AIM OF THE TASK
Please pull out each line below that contains the word "bounding" and copy it in full.
──────── AVAILABLE RECORDS
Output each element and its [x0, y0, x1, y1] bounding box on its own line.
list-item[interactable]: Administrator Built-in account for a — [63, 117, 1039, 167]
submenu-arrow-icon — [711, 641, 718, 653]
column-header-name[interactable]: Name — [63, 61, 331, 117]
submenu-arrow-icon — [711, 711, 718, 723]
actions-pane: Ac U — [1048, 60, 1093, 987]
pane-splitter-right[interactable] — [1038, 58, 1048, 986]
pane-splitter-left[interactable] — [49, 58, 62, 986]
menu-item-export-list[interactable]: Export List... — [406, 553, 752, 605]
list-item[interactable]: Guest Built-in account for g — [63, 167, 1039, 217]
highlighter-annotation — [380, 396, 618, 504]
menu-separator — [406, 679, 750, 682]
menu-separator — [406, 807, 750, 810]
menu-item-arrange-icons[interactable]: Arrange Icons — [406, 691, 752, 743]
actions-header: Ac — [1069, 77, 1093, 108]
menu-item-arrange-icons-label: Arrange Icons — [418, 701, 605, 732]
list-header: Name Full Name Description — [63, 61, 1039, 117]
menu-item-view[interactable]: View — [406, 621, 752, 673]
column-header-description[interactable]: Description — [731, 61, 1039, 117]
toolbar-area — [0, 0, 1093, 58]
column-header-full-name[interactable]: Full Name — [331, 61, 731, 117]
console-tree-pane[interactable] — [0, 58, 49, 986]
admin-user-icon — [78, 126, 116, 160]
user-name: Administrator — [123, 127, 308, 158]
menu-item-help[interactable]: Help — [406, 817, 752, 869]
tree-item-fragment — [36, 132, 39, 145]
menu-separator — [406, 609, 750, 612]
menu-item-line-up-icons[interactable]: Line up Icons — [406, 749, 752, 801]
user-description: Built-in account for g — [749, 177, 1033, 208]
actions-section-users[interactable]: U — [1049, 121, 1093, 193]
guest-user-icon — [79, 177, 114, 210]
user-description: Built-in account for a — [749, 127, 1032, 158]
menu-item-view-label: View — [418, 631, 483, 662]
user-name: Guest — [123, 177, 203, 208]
────────────────
──────── AVAILABLE RECORDS
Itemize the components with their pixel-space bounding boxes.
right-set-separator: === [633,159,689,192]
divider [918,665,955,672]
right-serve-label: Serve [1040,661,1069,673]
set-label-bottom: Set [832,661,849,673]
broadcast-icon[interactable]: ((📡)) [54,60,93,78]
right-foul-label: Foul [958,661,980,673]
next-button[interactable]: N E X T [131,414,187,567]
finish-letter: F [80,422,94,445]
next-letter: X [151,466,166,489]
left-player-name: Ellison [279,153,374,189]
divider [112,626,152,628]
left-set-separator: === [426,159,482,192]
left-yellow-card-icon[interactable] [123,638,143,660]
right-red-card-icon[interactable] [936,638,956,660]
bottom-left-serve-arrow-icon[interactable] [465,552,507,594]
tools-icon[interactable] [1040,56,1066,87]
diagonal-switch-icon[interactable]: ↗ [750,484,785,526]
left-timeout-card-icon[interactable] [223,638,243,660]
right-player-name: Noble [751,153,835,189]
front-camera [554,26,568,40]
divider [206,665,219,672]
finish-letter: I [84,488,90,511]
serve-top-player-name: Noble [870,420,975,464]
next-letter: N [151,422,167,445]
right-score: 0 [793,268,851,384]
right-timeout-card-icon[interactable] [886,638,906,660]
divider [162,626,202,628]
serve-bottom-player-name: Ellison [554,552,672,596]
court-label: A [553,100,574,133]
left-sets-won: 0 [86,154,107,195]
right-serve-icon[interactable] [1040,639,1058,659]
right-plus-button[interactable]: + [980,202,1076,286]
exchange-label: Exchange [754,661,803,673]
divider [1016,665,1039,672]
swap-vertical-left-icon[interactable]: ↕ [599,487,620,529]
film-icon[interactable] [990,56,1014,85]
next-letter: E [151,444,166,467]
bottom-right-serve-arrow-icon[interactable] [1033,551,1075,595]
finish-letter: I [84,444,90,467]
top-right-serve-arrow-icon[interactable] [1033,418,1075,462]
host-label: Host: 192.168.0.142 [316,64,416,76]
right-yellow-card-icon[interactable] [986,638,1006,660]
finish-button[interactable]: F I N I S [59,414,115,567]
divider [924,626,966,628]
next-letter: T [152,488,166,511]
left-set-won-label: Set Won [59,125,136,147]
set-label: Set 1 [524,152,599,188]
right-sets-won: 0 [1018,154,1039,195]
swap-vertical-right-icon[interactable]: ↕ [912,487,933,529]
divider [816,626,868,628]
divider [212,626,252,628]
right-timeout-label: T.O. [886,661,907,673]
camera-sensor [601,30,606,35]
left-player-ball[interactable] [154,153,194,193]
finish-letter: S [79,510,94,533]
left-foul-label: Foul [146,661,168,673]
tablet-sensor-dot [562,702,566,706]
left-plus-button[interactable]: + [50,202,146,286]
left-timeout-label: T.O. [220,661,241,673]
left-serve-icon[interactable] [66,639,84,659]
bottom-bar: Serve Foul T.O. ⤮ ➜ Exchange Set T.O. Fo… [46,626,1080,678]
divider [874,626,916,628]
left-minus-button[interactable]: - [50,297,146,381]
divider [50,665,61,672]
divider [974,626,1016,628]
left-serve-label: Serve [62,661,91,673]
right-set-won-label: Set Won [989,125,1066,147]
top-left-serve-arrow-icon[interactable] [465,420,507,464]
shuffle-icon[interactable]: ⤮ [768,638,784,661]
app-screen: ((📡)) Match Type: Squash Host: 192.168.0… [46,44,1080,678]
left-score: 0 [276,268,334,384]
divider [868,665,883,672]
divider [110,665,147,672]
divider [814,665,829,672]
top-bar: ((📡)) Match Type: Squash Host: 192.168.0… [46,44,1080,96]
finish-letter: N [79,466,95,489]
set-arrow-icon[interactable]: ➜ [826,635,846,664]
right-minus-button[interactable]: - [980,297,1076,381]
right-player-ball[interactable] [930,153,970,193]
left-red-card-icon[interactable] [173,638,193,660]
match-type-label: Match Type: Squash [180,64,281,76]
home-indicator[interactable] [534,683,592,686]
────────────────
──────── AVAILABLE RECORDS
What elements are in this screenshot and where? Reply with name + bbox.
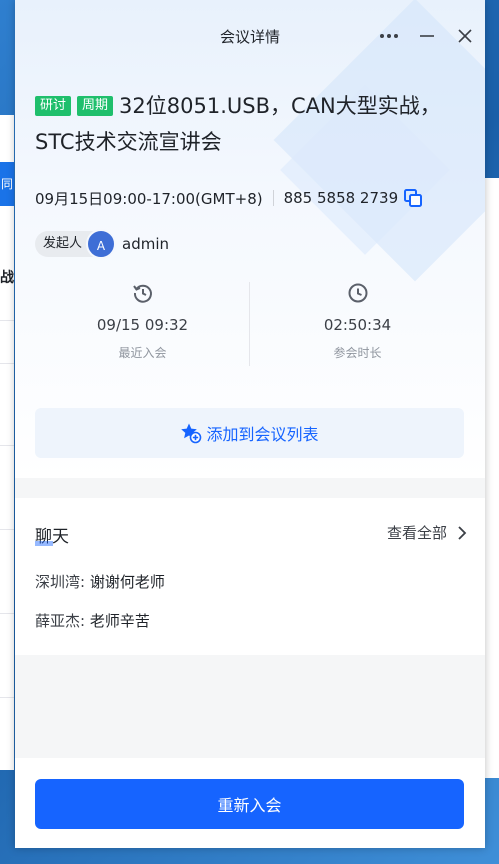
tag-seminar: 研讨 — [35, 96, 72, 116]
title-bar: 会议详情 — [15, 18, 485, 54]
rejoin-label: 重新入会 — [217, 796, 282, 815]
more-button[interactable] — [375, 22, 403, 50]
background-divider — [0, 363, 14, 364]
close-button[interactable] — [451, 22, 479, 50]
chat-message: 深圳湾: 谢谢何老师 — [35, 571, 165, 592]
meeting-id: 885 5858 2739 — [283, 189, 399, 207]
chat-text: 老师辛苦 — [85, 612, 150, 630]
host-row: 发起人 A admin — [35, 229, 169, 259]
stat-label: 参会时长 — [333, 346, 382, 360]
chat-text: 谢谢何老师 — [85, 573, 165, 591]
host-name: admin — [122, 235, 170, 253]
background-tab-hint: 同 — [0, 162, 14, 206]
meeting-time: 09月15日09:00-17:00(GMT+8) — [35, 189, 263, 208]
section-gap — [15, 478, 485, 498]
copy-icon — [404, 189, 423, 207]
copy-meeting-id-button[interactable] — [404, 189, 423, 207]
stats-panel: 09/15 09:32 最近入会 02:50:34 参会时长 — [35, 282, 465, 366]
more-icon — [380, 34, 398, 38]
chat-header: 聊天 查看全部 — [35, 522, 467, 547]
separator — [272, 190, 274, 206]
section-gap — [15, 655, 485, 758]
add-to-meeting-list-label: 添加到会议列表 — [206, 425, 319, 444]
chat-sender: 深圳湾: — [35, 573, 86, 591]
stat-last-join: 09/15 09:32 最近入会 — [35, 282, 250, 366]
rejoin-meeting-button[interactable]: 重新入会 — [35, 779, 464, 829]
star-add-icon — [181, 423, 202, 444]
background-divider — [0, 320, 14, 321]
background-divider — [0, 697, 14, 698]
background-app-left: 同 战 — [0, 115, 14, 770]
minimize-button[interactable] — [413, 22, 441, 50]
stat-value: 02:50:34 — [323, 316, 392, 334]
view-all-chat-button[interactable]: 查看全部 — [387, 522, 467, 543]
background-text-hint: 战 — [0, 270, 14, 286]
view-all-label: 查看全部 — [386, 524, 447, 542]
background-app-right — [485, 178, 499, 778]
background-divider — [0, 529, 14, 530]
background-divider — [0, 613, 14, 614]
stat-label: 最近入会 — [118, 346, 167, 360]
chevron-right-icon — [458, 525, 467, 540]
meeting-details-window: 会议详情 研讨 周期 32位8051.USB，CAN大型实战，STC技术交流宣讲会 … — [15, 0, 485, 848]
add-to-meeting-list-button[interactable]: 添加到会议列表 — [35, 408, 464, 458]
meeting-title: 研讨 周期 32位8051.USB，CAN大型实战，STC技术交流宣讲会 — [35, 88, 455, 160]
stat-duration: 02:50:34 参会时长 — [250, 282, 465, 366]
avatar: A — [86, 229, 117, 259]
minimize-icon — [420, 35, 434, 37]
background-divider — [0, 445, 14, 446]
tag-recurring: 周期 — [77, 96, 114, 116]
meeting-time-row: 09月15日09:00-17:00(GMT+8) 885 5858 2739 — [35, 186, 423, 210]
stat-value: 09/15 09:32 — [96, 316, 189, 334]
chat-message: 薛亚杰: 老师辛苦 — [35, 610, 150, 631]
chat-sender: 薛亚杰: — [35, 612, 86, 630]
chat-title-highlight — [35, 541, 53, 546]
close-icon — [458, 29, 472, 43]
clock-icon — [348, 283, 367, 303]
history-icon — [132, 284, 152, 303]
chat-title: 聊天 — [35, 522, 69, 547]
────────────────
ANSWER TO THE TASK
Output each element and its [x0, y0, x1, y1] bounding box on its own line.
Itemize the components with their pixel-space bounding boxes.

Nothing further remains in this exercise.